Goal: Select, from the material below, each line with "据此完成" in it.

Provided entries:
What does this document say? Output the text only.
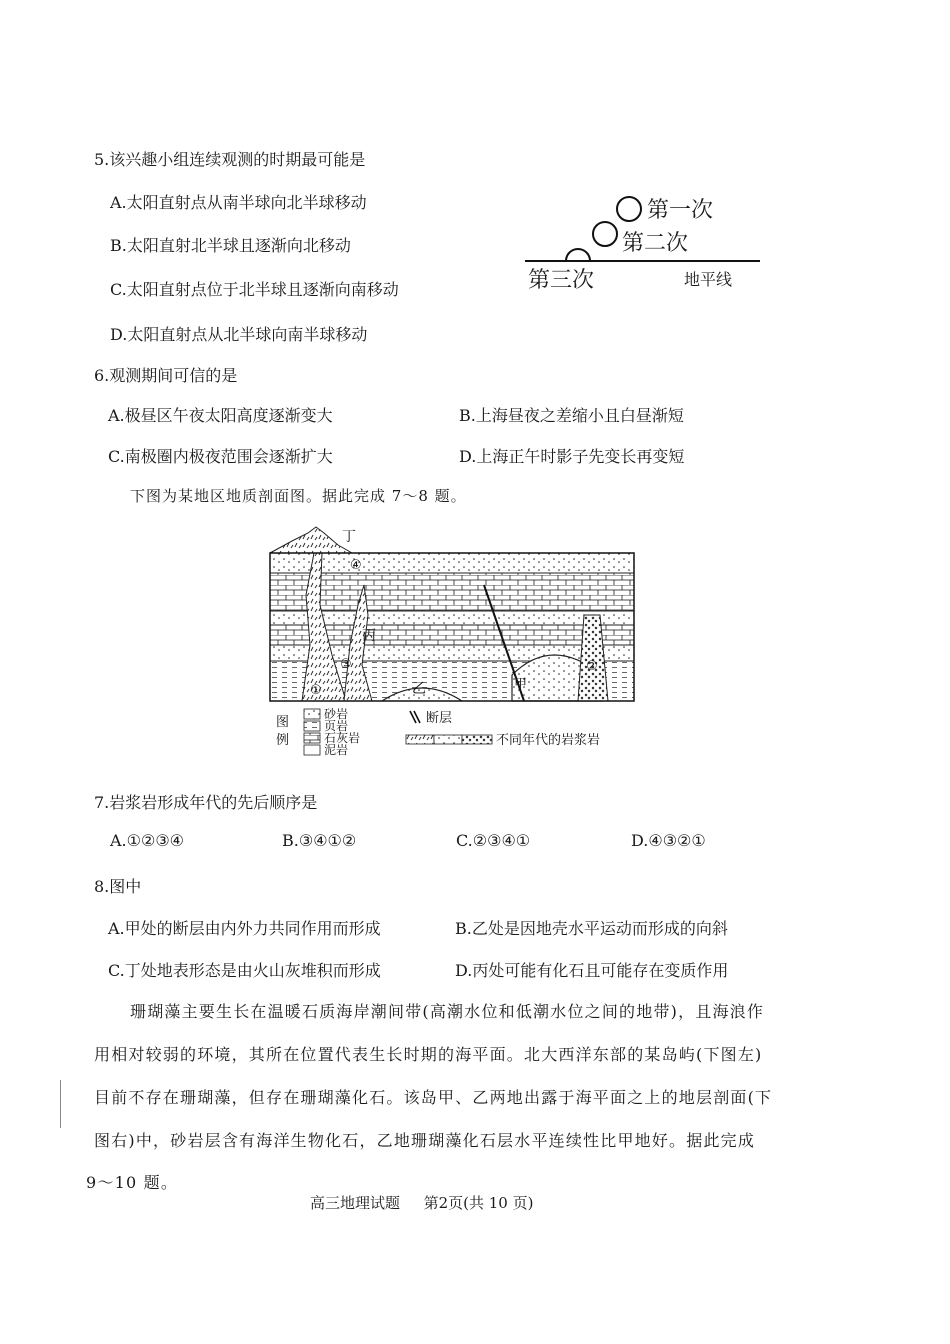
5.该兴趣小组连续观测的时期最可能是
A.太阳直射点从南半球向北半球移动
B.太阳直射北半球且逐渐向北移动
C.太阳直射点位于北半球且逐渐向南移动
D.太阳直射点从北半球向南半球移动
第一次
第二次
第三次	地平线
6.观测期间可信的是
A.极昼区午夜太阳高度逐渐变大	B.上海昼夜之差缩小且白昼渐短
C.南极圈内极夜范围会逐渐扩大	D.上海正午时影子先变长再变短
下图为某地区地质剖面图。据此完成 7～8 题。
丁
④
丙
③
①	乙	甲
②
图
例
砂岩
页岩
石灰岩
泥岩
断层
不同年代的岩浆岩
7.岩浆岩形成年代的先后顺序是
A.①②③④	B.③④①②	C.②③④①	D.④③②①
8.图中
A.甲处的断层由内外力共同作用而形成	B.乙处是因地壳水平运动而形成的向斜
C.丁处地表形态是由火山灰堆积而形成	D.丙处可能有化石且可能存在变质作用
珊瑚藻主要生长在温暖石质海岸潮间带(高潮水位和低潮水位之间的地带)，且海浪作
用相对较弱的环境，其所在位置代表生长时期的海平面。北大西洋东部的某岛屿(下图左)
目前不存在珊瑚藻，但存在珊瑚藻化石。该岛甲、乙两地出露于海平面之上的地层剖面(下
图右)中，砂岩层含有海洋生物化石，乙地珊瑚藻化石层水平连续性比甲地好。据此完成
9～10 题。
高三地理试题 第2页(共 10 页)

Final answer:
下图为某地区地质剖面图。据此完成 7～8 题。
图右)中，砂岩层含有海洋生物化石，乙地珊瑚藻化石层水平连续性比甲地好。据此完成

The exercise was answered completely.